-- Begin INFORMATION GIVEN --
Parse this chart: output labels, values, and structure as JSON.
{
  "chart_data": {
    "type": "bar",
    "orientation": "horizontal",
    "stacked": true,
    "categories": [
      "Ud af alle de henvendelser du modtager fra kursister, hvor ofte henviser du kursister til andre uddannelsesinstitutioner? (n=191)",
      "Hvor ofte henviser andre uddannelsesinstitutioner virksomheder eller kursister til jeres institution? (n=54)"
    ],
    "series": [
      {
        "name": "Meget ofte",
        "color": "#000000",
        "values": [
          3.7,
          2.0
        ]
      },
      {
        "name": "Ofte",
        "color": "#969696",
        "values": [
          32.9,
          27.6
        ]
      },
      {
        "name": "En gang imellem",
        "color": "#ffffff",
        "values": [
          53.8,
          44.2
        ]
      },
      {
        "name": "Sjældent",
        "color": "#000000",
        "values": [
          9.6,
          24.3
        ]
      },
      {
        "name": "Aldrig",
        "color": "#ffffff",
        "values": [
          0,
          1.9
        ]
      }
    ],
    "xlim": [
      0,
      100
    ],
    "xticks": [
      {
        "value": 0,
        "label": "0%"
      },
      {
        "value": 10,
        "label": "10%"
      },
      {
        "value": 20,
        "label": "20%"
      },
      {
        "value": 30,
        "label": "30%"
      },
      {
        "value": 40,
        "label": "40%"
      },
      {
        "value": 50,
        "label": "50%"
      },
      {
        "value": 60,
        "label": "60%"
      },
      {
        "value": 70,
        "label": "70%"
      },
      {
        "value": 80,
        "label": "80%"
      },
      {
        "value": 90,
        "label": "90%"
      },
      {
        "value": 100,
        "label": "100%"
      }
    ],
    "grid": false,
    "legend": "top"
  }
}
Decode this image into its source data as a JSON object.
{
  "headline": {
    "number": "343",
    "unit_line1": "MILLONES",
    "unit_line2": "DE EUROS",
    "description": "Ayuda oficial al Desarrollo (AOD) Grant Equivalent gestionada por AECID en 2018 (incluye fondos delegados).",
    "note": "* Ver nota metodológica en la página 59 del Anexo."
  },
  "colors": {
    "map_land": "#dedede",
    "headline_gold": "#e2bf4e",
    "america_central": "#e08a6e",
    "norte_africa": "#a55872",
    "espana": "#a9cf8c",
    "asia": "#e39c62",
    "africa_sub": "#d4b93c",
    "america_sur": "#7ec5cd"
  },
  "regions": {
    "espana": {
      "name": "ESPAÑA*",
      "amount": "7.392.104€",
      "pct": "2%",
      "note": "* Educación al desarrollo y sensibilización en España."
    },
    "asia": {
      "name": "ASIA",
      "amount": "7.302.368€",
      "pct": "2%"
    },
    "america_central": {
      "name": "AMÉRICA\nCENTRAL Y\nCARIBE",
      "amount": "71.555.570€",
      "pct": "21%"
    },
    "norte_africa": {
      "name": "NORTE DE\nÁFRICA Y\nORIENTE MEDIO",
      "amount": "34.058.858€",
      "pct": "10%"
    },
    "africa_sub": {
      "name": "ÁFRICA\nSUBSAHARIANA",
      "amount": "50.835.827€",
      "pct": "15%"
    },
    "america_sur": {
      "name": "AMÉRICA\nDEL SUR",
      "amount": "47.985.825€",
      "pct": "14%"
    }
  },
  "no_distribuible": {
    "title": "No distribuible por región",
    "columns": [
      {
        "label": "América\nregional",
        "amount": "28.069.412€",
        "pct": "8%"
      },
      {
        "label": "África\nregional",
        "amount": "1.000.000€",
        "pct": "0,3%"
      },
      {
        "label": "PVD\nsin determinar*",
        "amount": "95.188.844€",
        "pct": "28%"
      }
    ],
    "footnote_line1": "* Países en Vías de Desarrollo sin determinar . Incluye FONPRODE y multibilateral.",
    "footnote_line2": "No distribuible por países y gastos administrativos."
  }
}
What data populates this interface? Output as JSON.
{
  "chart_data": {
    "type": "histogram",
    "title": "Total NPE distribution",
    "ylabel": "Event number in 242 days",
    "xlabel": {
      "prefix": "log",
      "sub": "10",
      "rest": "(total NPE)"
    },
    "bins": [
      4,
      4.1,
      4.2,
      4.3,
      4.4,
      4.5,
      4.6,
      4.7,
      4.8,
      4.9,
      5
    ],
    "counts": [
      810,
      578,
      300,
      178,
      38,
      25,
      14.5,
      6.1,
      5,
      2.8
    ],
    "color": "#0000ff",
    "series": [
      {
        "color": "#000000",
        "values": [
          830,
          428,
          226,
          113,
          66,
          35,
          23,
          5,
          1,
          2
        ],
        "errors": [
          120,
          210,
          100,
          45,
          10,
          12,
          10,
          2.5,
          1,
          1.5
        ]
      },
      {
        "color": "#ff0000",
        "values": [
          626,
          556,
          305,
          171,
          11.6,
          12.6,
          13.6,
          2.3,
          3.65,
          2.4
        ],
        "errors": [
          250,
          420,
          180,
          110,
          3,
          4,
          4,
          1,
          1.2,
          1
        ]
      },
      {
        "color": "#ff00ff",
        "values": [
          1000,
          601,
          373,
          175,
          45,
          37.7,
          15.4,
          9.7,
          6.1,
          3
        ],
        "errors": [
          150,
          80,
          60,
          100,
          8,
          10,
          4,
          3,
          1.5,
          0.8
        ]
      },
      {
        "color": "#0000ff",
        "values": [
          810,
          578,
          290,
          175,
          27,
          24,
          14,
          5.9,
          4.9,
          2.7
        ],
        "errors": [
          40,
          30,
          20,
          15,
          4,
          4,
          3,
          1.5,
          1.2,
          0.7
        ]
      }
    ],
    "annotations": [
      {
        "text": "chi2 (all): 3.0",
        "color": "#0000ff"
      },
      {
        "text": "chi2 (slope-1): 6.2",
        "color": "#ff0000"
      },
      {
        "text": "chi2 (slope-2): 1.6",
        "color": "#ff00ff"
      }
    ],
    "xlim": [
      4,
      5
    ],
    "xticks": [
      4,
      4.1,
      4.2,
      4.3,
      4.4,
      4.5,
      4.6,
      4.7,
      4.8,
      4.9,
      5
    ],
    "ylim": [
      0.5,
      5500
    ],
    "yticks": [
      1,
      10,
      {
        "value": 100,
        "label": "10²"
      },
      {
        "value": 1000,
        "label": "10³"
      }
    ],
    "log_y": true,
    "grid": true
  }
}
-- End INFORMATION GIVEN --
WRITTEN PROBLEM:
Once more, set down the full listing, verbatim.

IN RESPONSE:
Parse this chart: output labels, values, and structure as JSON.
{
  "chart_data": {
    "type": "bar",
    "orientation": "horizontal",
    "stacked": true,
    "categories": [
      "Ud af alle de henvendelser du modtager fra kursister, hvor ofte henviser du kursister til andre uddannelsesinstitutioner? (n=191)",
      "Hvor ofte henviser andre uddannelsesinstitutioner virksomheder eller kursister til jeres institution? (n=54)"
    ],
    "series": [
      {
        "name": "Meget ofte",
        "color": "#000000",
        "values": [
          3.7,
          2.0
        ]
      },
      {
        "name": "Ofte",
        "color": "#969696",
        "values": [
          32.9,
          27.6
        ]
      },
      {
        "name": "En gang imellem",
        "color": "#ffffff",
        "values": [
          53.8,
          44.2
        ]
      },
      {
        "name": "Sjældent",
        "color": "#000000",
        "values": [
          9.6,
          24.3
        ]
      },
      {
        "name": "Aldrig",
        "color": "#ffffff",
        "values": [
          0,
          1.9
        ]
      }
    ],
    "xlim": [
      0,
      100
    ],
    "xticks": [
      {
        "value": 0,
        "label": "0%"
      },
      {
        "value": 10,
        "label": "10%"
      },
      {
        "value": 20,
        "label": "20%"
      },
      {
        "value": 30,
        "label": "30%"
      },
      {
        "value": 40,
        "label": "40%"
      },
      {
        "value": 50,
        "label": "50%"
      },
      {
        "value": 60,
        "label": "60%"
      },
      {
        "value": 70,
        "label": "70%"
      },
      {
        "value": 80,
        "label": "80%"
      },
      {
        "value": 90,
        "label": "90%"
      },
      {
        "value": 100,
        "label": "100%"
      }
    ],
    "grid": false,
    "legend": "top"
  }
}
Decode this image into its source data as a JSON object.
{
  "headline": {
    "number": "343",
    "unit_line1": "MILLONES",
    "unit_line2": "DE EUROS",
    "description": "Ayuda oficial al Desarrollo (AOD) Grant Equivalent gestionada por AECID en 2018 (incluye fondos delegados).",
    "note": "* Ver nota metodológica en la página 59 del Anexo."
  },
  "colors": {
    "map_land": "#dedede",
    "headline_gold": "#e2bf4e",
    "america_central": "#e08a6e",
    "norte_africa": "#a55872",
    "espana": "#a9cf8c",
    "asia": "#e39c62",
    "africa_sub": "#d4b93c",
    "america_sur": "#7ec5cd"
  },
  "regions": {
    "espana": {
      "name": "ESPAÑA*",
      "amount": "7.392.104€",
      "pct": "2%",
      "note": "* Educación al desarrollo y sensibilización en España."
    },
    "asia": {
      "name": "ASIA",
      "amount": "7.302.368€",
      "pct": "2%"
    },
    "america_central": {
      "name": "AMÉRICA\nCENTRAL Y\nCARIBE",
      "amount": "71.555.570€",
      "pct": "21%"
    },
    "norte_africa": {
      "name": "NORTE DE\nÁFRICA Y\nORIENTE MEDIO",
      "amount": "34.058.858€",
      "pct": "10%"
    },
    "africa_sub": {
      "name": "ÁFRICA\nSUBSAHARIANA",
      "amount": "50.835.827€",
      "pct": "15%"
    },
    "america_sur": {
      "name": "AMÉRICA\nDEL SUR",
      "amount": "47.985.825€",
      "pct": "14%"
    }
  },
  "no_distribuible": {
    "title": "No distribuible por región",
    "columns": [
      {
        "label": "América\nregional",
        "amount": "28.069.412€",
        "pct": "8%"
      },
      {
        "label": "África\nregional",
        "amount": "1.000.000€",
        "pct": "0,3%"
      },
      {
        "label": "PVD\nsin determinar*",
        "amount": "95.188.844€",
        "pct": "28%"
      }
    ],
    "footnote_line1": "* Países en Vías de Desarrollo sin determinar . Incluye FONPRODE y multibilateral.",
    "footnote_line2": "No distribuible por países y gastos administrativos."
  }
}
What data populates this interface? Output as JSON.
{
  "chart_data": {
    "type": "histogram",
    "title": "Total NPE distribution",
    "ylabel": "Event number in 242 days",
    "xlabel": {
      "prefix": "log",
      "sub": "10",
      "rest": "(total NPE)"
    },
    "bins": [
      4,
      4.1,
      4.2,
      4.3,
      4.4,
      4.5,
      4.6,
      4.7,
      4.8,
      4.9,
      5
    ],
    "counts": [
      810,
      578,
      300,
      178,
      38,
      25,
      14.5,
      6.1,
      5,
      2.8
    ],
    "color": "#0000ff",
    "series": [
      {
        "color": "#000000",
        "values": [
          830,
          428,
          226,
          113,
          66,
          35,
          23,
          5,
          1,
          2
        ],
        "errors": [
          120,
          210,
          100,
          45,
          10,
          12,
          10,
          2.5,
          1,
          1.5
        ]
      },
      {
        "color": "#ff0000",
        "values": [
          626,
          556,
          305,
          171,
          11.6,
          12.6,
          13.6,
          2.3,
          3.65,
          2.4
        ],
        "errors": [
          250,
          420,
          180,
          110,
          3,
          4,
          4,
          1,
          1.2,
          1
        ]
      },
      {
        "color": "#ff00ff",
        "values": [
          1000,
          601,
          373,
          175,
          45,
          37.7,
          15.4,
          9.7,
          6.1,
          3
        ],
        "errors": [
          150,
          80,
          60,
          100,
          8,
          10,
          4,
          3,
          1.5,
          0.8
        ]
      },
      {
        "color": "#0000ff",
        "values": [
          810,
          578,
          290,
          175,
          27,
          24,
          14,
          5.9,
          4.9,
          2.7
        ],
        "errors": [
          40,
          30,
          20,
          15,
          4,
          4,
          3,
          1.5,
          1.2,
          0.7
        ]
      }
    ],
    "annotations": [
      {
        "text": "chi2 (all): 3.0",
        "color": "#0000ff"
      },
      {
        "text": "chi2 (slope-1): 6.2",
        "color": "#ff0000"
      },
      {
        "text": "chi2 (slope-2): 1.6",
        "color": "#ff00ff"
      }
    ],
    "xlim": [
      4,
      5
    ],
    "xticks": [
      4,
      4.1,
      4.2,
      4.3,
      4.4,
      4.5,
      4.6,
      4.7,
      4.8,
      4.9,
      5
    ],
    "ylim": [
      0.5,
      5500
    ],
    "yticks": [
      1,
      10,
      {
        "value": 100,
        "label": "10²"
      },
      {
        "value": 1000,
        "label": "10³"
      }
    ],
    "log_y": true,
    "grid": true
  }
}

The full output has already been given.